▶ [DIRECTIONS] Make an exact copy of the data below, leaving out every picture.

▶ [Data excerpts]

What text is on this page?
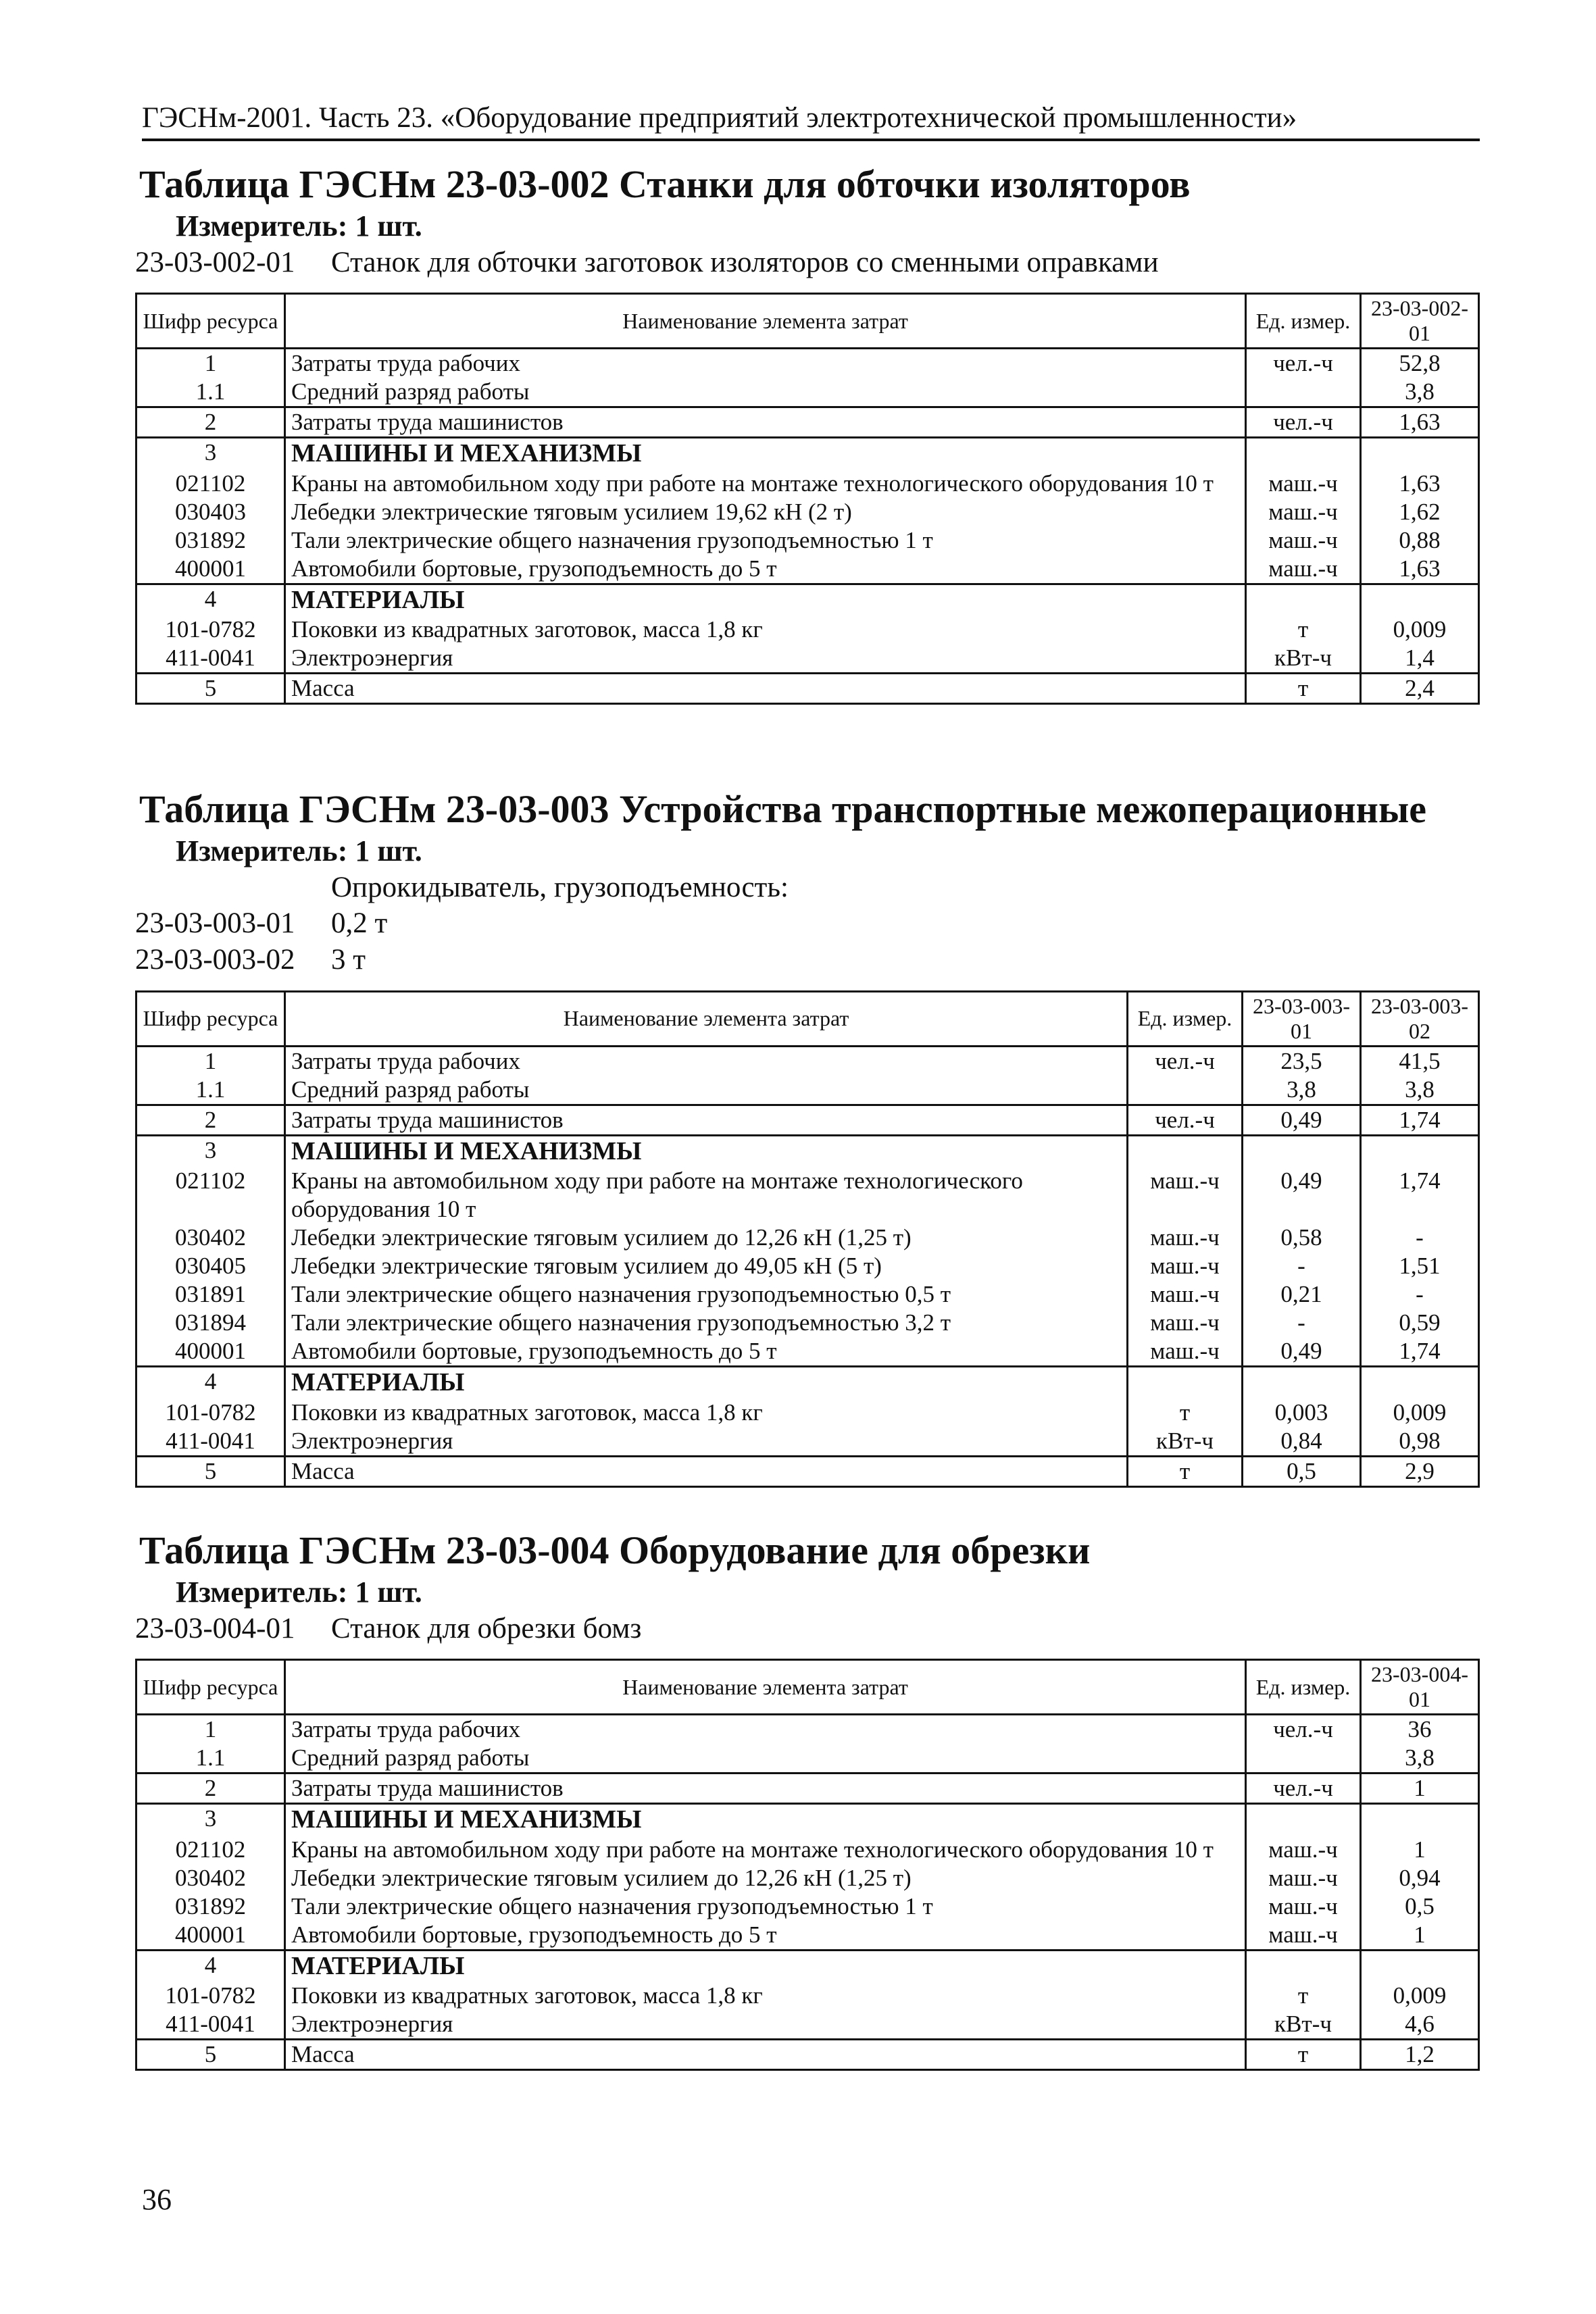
ГЭСНм-2001. Часть 23. «Оборудование предприятий электротехнической промышленности»
Таблица ГЭСНм 23-03-002 Станки для обточки изоляторов
Измеритель: 1 шт.
23-03-002-01	Станок для обточки заготовок изоляторов со сменными оправками
Шифр ресурса	Наименование элемента затрат	Ед. измер.	23-03-002-01
1	Затраты труда рабочих	чел.-ч	52,8
1.1	Средний разряд работы		3,8
2	Затраты труда машинистов	чел.-ч	1,63
3	МАШИНЫ И МЕХАНИЗМЫ		
021102	Краны на автомобильном ходу при работе на монтаже технологического оборудования 10 т	маш.-ч	1,63
030403	Лебедки электрические тяговым усилием 19,62 кН (2 т)	маш.-ч	1,62
031892	Тали электрические общего назначения грузоподъемностью 1 т	маш.-ч	0,88
400001	Автомобили бортовые, грузоподъемность до 5 т	маш.-ч	1,63
4	МАТЕРИАЛЫ		
101-0782	Поковки из квадратных заготовок, масса 1,8 кг	т	0,009
411-0041	Электроэнергия	кВт-ч	1,4
5	Масса	т	2,4
Таблица ГЭСНм 23-03-003 Устройства транспортные межоперационные
Измеритель: 1 шт.
Опрокидыватель, грузоподъемность:
23-03-003-01	0,2 т
23-03-003-02	3 т
Шифр ресурса	Наименование элемента затрат	Ед. измер.	23-03-003-01	23-03-003-02
1	Затраты труда рабочих	чел.-ч	23,5	41,5
1.1	Средний разряд работы		3,8	3,8
2	Затраты труда машинистов	чел.-ч	0,49	1,74
3	МАШИНЫ И МЕХАНИЗМЫ			
021102	Краны на автомобильном ходу при работе на монтаже технологического оборудования 10 т	маш.-ч	0,49	1,74
030402	Лебедки электрические тяговым усилием до 12,26 кН (1,25 т)	маш.-ч	0,58	-
030405	Лебедки электрические тяговым усилием до 49,05 кН (5 т)	маш.-ч	-	1,51
031891	Тали электрические общего назначения грузоподъемностью 0,5 т	маш.-ч	0,21	-
031894	Тали электрические общего назначения грузоподъемностью 3,2 т	маш.-ч	-	0,59
400001	Автомобили бортовые, грузоподъемность до 5 т	маш.-ч	0,49	1,74
4	МАТЕРИАЛЫ			
101-0782	Поковки из квадратных заготовок, масса 1,8 кг	т	0,003	0,009
411-0041	Электроэнергия	кВт-ч	0,84	0,98
5	Масса	т	0,5	2,9
Таблица ГЭСНм 23-03-004 Оборудование для обрезки
Измеритель: 1 шт.
23-03-004-01	Станок для обрезки бомз
Шифр ресурса	Наименование элемента затрат	Ед. измер.	23-03-004-01
1	Затраты труда рабочих	чел.-ч	36
1.1	Средний разряд работы		3,8
2	Затраты труда машинистов	чел.-ч	1
3	МАШИНЫ И МЕХАНИЗМЫ		
021102	Краны на автомобильном ходу при работе на монтаже технологического оборудования 10 т	маш.-ч	1
030402	Лебедки электрические тяговым усилием до 12,26 кН (1,25 т)	маш.-ч	0,94
031892	Тали электрические общего назначения грузоподъемностью 1 т	маш.-ч	0,5
400001	Автомобили бортовые, грузоподъемность до 5 т	маш.-ч	1
4	МАТЕРИАЛЫ		
101-0782	Поковки из квадратных заготовок, масса 1,8 кг	т	0,009
411-0041	Электроэнергия	кВт-ч	4,6
5	Масса	т	1,2
36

▶ [ANSWER TO THIS PROBLEM]
What text is on this page?
ГЭСНм-2001. Часть 23. «Оборудование предприятий электротехнической промышленности»
Таблица ГЭСНм 23-03-002 Станки для обточки изоляторов
Измеритель: 1 шт.
23-03-002-01	Станок для обточки заготовок изоляторов со сменными оправками
Шифр ресурса	Наименование элемента затрат	Ед. измер.	23-03-002-01
1	Затраты труда рабочих	чел.-ч	52,8
1.1	Средний разряд работы		3,8
2	Затраты труда машинистов	чел.-ч	1,63
3	МАШИНЫ И МЕХАНИЗМЫ		
021102	Краны на автомобильном ходу при работе на монтаже технологического оборудования 10 т	маш.-ч	1,63
030403	Лебедки электрические тяговым усилием 19,62 кН (2 т)	маш.-ч	1,62
031892	Тали электрические общего назначения грузоподъемностью 1 т	маш.-ч	0,88
400001	Автомобили бортовые, грузоподъемность до 5 т	маш.-ч	1,63
4	МАТЕРИАЛЫ		
101-0782	Поковки из квадратных заготовок, масса 1,8 кг	т	0,009
411-0041	Электроэнергия	кВт-ч	1,4
5	Масса	т	2,4
Таблица ГЭСНм 23-03-003 Устройства транспортные межоперационные
Измеритель: 1 шт.
Опрокидыватель, грузоподъемность:
23-03-003-01	0,2 т
23-03-003-02	3 т
Шифр ресурса	Наименование элемента затрат	Ед. измер.	23-03-003-01	23-03-003-02
1	Затраты труда рабочих	чел.-ч	23,5	41,5
1.1	Средний разряд работы		3,8	3,8
2	Затраты труда машинистов	чел.-ч	0,49	1,74
3	МАШИНЫ И МЕХАНИЗМЫ			
021102	Краны на автомобильном ходу при работе на монтаже технологического оборудования 10 т	маш.-ч	0,49	1,74
030402	Лебедки электрические тяговым усилием до 12,26 кН (1,25 т)	маш.-ч	0,58	-
030405	Лебедки электрические тяговым усилием до 49,05 кН (5 т)	маш.-ч	-	1,51
031891	Тали электрические общего назначения грузоподъемностью 0,5 т	маш.-ч	0,21	-
031894	Тали электрические общего назначения грузоподъемностью 3,2 т	маш.-ч	-	0,59
400001	Автомобили бортовые, грузоподъемность до 5 т	маш.-ч	0,49	1,74
4	МАТЕРИАЛЫ			
101-0782	Поковки из квадратных заготовок, масса 1,8 кг	т	0,003	0,009
411-0041	Электроэнергия	кВт-ч	0,84	0,98
5	Масса	т	0,5	2,9
Таблица ГЭСНм 23-03-004 Оборудование для обрезки
Измеритель: 1 шт.
23-03-004-01	Станок для обрезки бомз
Шифр ресурса	Наименование элемента затрат	Ед. измер.	23-03-004-01
1	Затраты труда рабочих	чел.-ч	36
1.1	Средний разряд работы		3,8
2	Затраты труда машинистов	чел.-ч	1
3	МАШИНЫ И МЕХАНИЗМЫ		
021102	Краны на автомобильном ходу при работе на монтаже технологического оборудования 10 т	маш.-ч	1
030402	Лебедки электрические тяговым усилием до 12,26 кН (1,25 т)	маш.-ч	0,94
031892	Тали электрические общего назначения грузоподъемностью 1 т	маш.-ч	0,5
400001	Автомобили бортовые, грузоподъемность до 5 т	маш.-ч	1
4	МАТЕРИАЛЫ		
101-0782	Поковки из квадратных заготовок, масса 1,8 кг	т	0,009
411-0041	Электроэнергия	кВт-ч	4,6
5	Масса	т	1,2
36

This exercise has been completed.